PROBLEM REQUIREMENTS | Output every entry exactly as given.

INPUT FOR THIS TASK |

— start —

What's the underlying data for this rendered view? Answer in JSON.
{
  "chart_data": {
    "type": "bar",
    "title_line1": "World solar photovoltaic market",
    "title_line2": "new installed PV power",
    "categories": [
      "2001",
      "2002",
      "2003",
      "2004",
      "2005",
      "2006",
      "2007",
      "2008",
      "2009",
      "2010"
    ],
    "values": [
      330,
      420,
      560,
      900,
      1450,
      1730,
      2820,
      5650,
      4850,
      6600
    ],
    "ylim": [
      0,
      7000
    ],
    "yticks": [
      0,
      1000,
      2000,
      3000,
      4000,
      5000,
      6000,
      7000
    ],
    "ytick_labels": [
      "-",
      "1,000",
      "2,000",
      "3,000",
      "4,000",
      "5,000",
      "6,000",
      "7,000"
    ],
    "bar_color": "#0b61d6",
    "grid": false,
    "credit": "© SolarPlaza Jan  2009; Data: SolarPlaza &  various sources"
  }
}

— end —

SOLUTION TO THE EXERCISE |
What's the underlying data for this rendered view? Answer in JSON.
{
  "chart_data": {
    "type": "bar",
    "title_line1": "World solar photovoltaic market",
    "title_line2": "new installed PV power",
    "categories": [
      "2001",
      "2002",
      "2003",
      "2004",
      "2005",
      "2006",
      "2007",
      "2008",
      "2009",
      "2010"
    ],
    "values": [
      330,
      420,
      560,
      900,
      1450,
      1730,
      2820,
      5650,
      4850,
      6600
    ],
    "ylim": [
      0,
      7000
    ],
    "yticks": [
      0,
      1000,
      2000,
      3000,
      4000,
      5000,
      6000,
      7000
    ],
    "ytick_labels": [
      "-",
      "1,000",
      "2,000",
      "3,000",
      "4,000",
      "5,000",
      "6,000",
      "7,000"
    ],
    "bar_color": "#0b61d6",
    "grid": false,
    "credit": "© SolarPlaza Jan  2009; Data: SolarPlaza &  various sources"
  }
}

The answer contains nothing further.